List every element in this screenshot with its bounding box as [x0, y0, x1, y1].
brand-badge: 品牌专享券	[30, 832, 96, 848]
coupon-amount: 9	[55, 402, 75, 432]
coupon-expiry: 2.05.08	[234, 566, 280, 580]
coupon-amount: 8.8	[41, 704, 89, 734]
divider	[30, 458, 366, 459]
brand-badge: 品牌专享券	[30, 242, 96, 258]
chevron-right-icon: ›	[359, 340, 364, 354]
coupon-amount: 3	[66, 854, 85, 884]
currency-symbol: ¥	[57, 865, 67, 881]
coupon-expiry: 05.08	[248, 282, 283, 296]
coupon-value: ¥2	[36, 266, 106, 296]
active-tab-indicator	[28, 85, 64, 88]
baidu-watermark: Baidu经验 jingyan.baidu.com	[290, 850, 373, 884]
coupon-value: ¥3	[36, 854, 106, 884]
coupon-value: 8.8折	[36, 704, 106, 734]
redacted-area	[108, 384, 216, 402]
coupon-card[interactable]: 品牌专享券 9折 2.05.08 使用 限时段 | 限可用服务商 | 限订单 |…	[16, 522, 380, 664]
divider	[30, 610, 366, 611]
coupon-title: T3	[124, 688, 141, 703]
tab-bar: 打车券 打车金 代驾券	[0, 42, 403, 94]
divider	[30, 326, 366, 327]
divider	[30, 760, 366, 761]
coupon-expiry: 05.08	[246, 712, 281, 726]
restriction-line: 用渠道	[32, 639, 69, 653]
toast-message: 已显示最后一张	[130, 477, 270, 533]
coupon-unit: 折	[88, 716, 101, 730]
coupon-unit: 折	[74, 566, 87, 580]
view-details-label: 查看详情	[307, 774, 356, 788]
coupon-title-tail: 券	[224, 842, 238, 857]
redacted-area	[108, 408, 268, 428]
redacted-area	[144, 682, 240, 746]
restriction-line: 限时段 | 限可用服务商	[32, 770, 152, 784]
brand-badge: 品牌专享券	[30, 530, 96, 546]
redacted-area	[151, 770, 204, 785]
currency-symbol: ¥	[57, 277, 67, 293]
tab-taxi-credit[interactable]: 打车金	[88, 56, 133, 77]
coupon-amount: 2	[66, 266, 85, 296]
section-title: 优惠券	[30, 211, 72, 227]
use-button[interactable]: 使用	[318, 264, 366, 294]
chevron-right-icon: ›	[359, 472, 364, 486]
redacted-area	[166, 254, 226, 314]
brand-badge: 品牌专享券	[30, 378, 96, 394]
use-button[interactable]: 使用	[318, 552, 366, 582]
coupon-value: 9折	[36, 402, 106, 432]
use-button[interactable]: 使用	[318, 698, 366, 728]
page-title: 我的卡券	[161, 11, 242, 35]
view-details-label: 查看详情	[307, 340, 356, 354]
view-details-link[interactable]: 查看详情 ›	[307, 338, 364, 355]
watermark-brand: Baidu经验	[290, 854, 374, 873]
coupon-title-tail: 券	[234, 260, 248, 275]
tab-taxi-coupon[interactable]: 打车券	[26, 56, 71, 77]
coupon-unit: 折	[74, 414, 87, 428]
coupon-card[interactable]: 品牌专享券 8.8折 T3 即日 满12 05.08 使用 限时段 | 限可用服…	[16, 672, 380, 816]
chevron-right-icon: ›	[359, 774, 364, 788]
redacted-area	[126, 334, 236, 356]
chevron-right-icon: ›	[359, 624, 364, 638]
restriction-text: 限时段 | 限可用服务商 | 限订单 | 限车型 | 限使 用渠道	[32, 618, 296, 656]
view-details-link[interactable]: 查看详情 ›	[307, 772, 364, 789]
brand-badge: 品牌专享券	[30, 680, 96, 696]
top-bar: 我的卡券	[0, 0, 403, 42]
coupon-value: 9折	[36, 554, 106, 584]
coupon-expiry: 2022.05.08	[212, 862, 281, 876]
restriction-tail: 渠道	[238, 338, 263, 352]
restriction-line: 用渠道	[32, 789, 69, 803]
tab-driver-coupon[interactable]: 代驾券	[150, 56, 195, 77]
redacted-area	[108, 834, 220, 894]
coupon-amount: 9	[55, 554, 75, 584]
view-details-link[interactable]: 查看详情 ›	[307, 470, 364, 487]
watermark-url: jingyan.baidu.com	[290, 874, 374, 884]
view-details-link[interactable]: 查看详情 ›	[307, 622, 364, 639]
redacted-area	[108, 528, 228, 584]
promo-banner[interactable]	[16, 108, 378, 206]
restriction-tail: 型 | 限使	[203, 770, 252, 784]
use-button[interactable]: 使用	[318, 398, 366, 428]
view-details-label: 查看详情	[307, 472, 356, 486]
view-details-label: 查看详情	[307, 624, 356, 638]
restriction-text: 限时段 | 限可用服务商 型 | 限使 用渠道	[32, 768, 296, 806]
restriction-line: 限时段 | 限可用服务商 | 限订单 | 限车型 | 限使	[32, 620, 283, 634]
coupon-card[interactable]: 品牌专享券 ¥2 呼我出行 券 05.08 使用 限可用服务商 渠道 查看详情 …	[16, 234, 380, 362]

__________

■ **Description of the task**
Copy out every line of the data above verbatim.

■ **Final answer**
List every element in this screenshot with its bounding box as [x0, y0, x1, y1].
brand-badge: 品牌专享券	[30, 832, 96, 848]
coupon-amount: 9	[55, 402, 75, 432]
coupon-expiry: 2.05.08	[234, 566, 280, 580]
coupon-amount: 8.8	[41, 704, 89, 734]
divider	[30, 458, 366, 459]
brand-badge: 品牌专享券	[30, 242, 96, 258]
chevron-right-icon: ›	[359, 340, 364, 354]
coupon-amount: 3	[66, 854, 85, 884]
currency-symbol: ¥	[57, 865, 67, 881]
coupon-expiry: 05.08	[248, 282, 283, 296]
coupon-value: ¥2	[36, 266, 106, 296]
active-tab-indicator	[28, 85, 64, 88]
baidu-watermark: Baidu经验 jingyan.baidu.com	[290, 850, 373, 884]
coupon-value: ¥3	[36, 854, 106, 884]
coupon-value: 8.8折	[36, 704, 106, 734]
redacted-area	[108, 384, 216, 402]
coupon-card[interactable]: 品牌专享券 9折 2.05.08 使用 限时段 | 限可用服务商 | 限订单 |…	[16, 522, 380, 664]
divider	[30, 610, 366, 611]
coupon-title: T3	[124, 688, 141, 703]
tab-bar: 打车券 打车金 代驾券	[0, 42, 403, 94]
divider	[30, 326, 366, 327]
divider	[30, 760, 366, 761]
coupon-expiry: 05.08	[246, 712, 281, 726]
restriction-line: 用渠道	[32, 639, 69, 653]
toast-message: 已显示最后一张	[130, 477, 270, 533]
coupon-unit: 折	[88, 716, 101, 730]
coupon-unit: 折	[74, 566, 87, 580]
view-details-label: 查看详情	[307, 774, 356, 788]
coupon-title-tail: 券	[224, 842, 238, 857]
redacted-area	[108, 408, 268, 428]
redacted-area	[144, 682, 240, 746]
restriction-line: 限时段 | 限可用服务商	[32, 770, 152, 784]
brand-badge: 品牌专享券	[30, 530, 96, 546]
redacted-area	[151, 770, 204, 785]
currency-symbol: ¥	[57, 277, 67, 293]
tab-taxi-credit[interactable]: 打车金	[88, 56, 133, 77]
coupon-amount: 2	[66, 266, 85, 296]
section-title: 优惠券	[30, 211, 72, 227]
use-button[interactable]: 使用	[318, 264, 366, 294]
chevron-right-icon: ›	[359, 472, 364, 486]
redacted-area	[166, 254, 226, 314]
brand-badge: 品牌专享券	[30, 378, 96, 394]
use-button[interactable]: 使用	[318, 552, 366, 582]
coupon-value: 9折	[36, 402, 106, 432]
use-button[interactable]: 使用	[318, 698, 366, 728]
page-title: 我的卡券	[161, 11, 242, 35]
view-details-label: 查看详情	[307, 340, 356, 354]
view-details-link[interactable]: 查看详情 ›	[307, 338, 364, 355]
watermark-brand: Baidu经验	[290, 854, 374, 873]
coupon-title-tail: 券	[234, 260, 248, 275]
tab-taxi-coupon[interactable]: 打车券	[26, 56, 71, 77]
coupon-unit: 折	[74, 414, 87, 428]
coupon-card[interactable]: 品牌专享券 8.8折 T3 即日 满12 05.08 使用 限时段 | 限可用服…	[16, 672, 380, 816]
chevron-right-icon: ›	[359, 774, 364, 788]
redacted-area	[126, 334, 236, 356]
chevron-right-icon: ›	[359, 624, 364, 638]
restriction-text: 限时段 | 限可用服务商 | 限订单 | 限车型 | 限使 用渠道	[32, 618, 296, 656]
view-details-link[interactable]: 查看详情 ›	[307, 772, 364, 789]
brand-badge: 品牌专享券	[30, 680, 96, 696]
top-bar: 我的卡券	[0, 0, 403, 42]
coupon-value: 9折	[36, 554, 106, 584]
coupon-expiry: 2022.05.08	[212, 862, 281, 876]
restriction-tail: 渠道	[238, 338, 263, 352]
restriction-line: 用渠道	[32, 789, 69, 803]
tab-driver-coupon[interactable]: 代驾券	[150, 56, 195, 77]
redacted-area	[108, 834, 220, 894]
coupon-amount: 9	[55, 554, 75, 584]
view-details-link[interactable]: 查看详情 ›	[307, 470, 364, 487]
watermark-url: jingyan.baidu.com	[290, 874, 374, 884]
view-details-link[interactable]: 查看详情 ›	[307, 622, 364, 639]
redacted-area	[108, 528, 228, 584]
promo-banner[interactable]	[16, 108, 378, 206]
restriction-tail: 型 | 限使	[203, 770, 252, 784]
use-button[interactable]: 使用	[318, 398, 366, 428]
view-details-label: 查看详情	[307, 472, 356, 486]
view-details-label: 查看详情	[307, 624, 356, 638]
restriction-text: 限时段 | 限可用服务商 型 | 限使 用渠道	[32, 768, 296, 806]
restriction-line: 限时段 | 限可用服务商 | 限订单 | 限车型 | 限使	[32, 620, 283, 634]
coupon-card[interactable]: 品牌专享券 ¥2 呼我出行 券 05.08 使用 限可用服务商 渠道 查看详情 …	[16, 234, 380, 362]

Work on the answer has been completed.